Written request:
Filter the data below and copy every line that contains the word "stream".
--
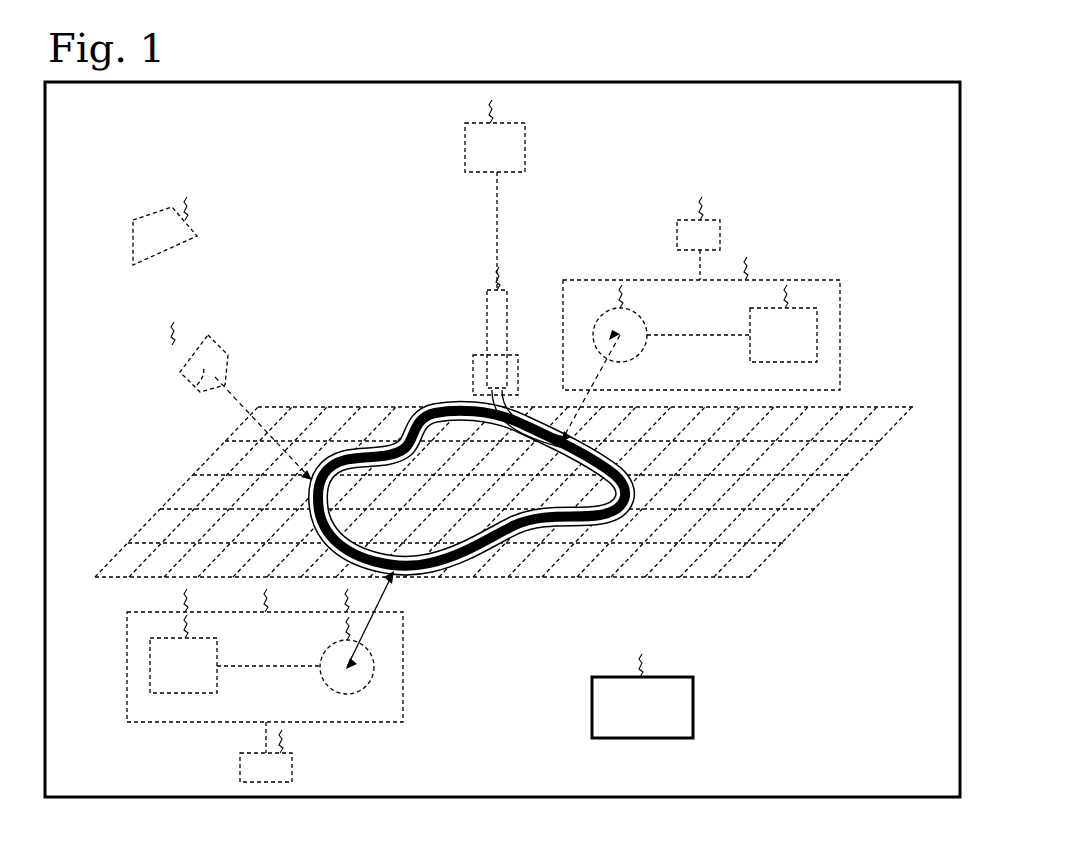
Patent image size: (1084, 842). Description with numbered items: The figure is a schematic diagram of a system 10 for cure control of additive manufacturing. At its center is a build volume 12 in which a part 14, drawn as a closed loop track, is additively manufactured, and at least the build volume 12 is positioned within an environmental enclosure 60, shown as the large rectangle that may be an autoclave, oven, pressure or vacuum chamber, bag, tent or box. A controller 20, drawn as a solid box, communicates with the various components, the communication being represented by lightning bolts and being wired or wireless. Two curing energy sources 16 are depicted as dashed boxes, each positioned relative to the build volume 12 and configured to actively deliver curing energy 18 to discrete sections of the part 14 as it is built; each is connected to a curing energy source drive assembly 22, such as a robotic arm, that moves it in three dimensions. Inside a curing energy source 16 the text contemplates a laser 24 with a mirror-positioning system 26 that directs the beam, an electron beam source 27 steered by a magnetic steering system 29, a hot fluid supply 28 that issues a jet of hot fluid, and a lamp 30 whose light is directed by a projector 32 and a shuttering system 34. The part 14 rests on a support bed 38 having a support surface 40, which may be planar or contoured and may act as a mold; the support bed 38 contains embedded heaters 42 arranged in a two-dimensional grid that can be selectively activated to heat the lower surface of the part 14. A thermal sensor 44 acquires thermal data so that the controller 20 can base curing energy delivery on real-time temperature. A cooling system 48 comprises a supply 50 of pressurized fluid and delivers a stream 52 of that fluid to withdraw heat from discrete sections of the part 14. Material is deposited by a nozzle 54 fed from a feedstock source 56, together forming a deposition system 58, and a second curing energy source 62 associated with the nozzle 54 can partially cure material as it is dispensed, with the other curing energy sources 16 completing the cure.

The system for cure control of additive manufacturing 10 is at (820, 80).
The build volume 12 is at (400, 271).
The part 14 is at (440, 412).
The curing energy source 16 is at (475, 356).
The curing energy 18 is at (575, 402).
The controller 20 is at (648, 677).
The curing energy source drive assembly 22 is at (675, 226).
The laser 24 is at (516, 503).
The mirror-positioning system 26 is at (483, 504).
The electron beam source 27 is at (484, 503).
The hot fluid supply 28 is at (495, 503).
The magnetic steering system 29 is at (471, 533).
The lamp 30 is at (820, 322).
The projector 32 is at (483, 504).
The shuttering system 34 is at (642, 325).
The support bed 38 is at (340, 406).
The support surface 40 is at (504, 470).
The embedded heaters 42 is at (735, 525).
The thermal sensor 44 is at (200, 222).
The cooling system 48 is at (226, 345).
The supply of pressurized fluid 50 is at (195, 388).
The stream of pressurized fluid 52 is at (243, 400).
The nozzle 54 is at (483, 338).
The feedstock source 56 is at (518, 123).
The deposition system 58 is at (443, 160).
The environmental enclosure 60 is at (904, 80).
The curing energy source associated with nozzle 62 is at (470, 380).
--
In response:
Patent image size: (1084, 842). Description with numbered items: The figure is a schematic diagram of a system 10 for cure control of additive manufacturing. At its center is a build volume 12 in which a part 14, drawn as a closed loop track, is additively manufactured, and at least the build volume 12 is positioned within an environmental enclosure 60, shown as the large rectangle that may be an autoclave, oven, pressure or vacuum chamber, bag, tent or box. A controller 20, drawn as a solid box, communicates with the various components, the communication being represented by lightning bolts and being wired or wireless. Two curing energy sources 16 are depicted as dashed boxes, each positioned relative to the build volume 12 and configured to actively deliver curing energy 18 to discrete sections of the part 14 as it is built; each is connected to a curing energy source drive assembly 22, such as a robotic arm, that moves it in three dimensions. Inside a curing energy source 16 the text contemplates a laser 24 with a mirror-positioning system 26 that directs the beam, an electron beam source 27 steered by a magnetic steering system 29, a hot fluid supply 28 that issues a jet of hot fluid, and a lamp 30 whose light is directed by a projector 32 and a shuttering system 34. The part 14 rests on a support bed 38 having a support surface 40, which may be planar or contoured and may act as a mold; the support bed 38 contains embedded heaters 42 arranged in a two-dimensional grid that can be selectively activated to heat the lower surface of the part 14. A thermal sensor 44 acquires thermal data so that the controller 20 can base curing energy delivery on real-time temperature. A cooling system 48 comprises a supply 50 of pressurized fluid and delivers a stream 52 of that fluid to withdraw heat from discrete sections of the part 14. Material is deposited by a nozzle 54 fed from a feedstock source 56, together forming a deposition system 58, and a second curing energy source 62 associated with the nozzle 54 can partially cure material as it is dispensed, with the other curing energy sources 16 completing the cure.
The stream of pressurized fluid 52 is at (243, 400).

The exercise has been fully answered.